* Start SUPPLIED DATA *
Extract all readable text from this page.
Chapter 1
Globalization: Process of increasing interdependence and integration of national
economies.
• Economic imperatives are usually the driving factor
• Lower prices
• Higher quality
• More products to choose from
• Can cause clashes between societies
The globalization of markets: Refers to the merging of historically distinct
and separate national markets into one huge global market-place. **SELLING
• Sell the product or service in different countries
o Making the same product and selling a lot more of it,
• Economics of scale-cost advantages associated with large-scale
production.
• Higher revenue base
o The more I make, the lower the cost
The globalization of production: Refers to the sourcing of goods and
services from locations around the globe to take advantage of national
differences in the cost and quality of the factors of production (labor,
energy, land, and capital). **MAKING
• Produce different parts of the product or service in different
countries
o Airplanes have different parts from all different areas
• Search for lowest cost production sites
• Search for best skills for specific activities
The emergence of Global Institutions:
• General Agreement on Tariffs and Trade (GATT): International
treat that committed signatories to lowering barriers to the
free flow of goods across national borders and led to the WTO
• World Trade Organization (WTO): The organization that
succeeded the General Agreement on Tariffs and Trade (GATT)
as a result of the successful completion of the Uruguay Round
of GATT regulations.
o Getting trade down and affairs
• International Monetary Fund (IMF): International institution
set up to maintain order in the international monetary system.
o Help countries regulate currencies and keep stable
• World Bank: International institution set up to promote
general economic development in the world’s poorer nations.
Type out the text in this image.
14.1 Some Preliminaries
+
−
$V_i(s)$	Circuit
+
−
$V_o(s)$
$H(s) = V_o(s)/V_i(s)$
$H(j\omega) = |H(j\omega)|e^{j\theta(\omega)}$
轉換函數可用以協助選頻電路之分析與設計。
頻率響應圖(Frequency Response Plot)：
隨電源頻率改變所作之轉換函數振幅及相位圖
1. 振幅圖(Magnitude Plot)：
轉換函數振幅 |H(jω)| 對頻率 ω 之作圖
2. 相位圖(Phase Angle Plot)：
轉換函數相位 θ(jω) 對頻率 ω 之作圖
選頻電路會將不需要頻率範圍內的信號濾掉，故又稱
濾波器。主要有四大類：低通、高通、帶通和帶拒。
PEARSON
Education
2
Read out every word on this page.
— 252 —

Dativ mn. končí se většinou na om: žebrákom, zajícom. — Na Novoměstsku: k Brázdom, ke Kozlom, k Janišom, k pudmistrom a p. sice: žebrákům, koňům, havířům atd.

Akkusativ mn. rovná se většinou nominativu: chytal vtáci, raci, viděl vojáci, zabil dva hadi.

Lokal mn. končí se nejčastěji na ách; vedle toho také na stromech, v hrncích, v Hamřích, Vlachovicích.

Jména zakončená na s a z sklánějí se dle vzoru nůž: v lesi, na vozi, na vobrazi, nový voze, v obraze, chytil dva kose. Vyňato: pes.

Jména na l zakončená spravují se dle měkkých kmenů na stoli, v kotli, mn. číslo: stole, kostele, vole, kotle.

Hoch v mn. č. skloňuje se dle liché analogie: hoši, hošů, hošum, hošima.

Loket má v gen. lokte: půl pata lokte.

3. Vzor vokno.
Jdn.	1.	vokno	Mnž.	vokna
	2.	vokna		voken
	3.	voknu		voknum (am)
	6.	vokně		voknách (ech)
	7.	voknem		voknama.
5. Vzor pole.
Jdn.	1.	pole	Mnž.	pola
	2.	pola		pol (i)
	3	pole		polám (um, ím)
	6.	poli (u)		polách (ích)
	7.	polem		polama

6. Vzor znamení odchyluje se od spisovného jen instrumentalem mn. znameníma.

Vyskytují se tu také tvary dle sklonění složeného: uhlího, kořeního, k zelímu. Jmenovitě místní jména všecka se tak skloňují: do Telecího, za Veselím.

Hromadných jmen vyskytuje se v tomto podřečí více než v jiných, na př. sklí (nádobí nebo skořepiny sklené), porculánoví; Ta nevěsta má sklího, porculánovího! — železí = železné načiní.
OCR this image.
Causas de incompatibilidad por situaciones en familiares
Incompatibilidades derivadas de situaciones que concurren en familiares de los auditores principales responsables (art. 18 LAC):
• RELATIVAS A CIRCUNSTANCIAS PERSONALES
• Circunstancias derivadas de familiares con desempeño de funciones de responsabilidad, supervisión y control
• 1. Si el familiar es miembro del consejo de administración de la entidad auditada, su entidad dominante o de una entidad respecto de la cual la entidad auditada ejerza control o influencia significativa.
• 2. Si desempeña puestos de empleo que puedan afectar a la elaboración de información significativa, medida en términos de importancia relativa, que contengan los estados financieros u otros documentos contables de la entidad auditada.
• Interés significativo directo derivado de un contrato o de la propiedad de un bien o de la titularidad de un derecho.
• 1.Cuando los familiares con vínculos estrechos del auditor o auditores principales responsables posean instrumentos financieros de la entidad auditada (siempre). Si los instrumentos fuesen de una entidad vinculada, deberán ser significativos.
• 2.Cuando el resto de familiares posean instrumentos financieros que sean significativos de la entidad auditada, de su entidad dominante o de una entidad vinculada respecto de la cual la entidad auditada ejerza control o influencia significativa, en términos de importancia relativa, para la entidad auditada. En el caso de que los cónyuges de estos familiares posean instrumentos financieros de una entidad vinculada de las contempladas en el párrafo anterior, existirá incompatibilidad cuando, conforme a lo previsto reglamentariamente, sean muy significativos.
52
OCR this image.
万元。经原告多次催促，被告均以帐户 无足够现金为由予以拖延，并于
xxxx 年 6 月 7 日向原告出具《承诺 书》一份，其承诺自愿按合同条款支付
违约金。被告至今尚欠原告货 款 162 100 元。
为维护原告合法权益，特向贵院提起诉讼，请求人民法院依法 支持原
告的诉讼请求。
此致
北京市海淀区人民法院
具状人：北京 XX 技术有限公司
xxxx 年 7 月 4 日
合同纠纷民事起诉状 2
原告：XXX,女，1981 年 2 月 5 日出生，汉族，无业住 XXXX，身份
* End SUPPLIED DATA *
§ PROBLEM DETAILS:
Each line in the entries above that includes the string "parts" should be extracted.

§ TASK OUTPUT:
• Produce different parts of the product or service in different
o Airplanes have different parts from all different areas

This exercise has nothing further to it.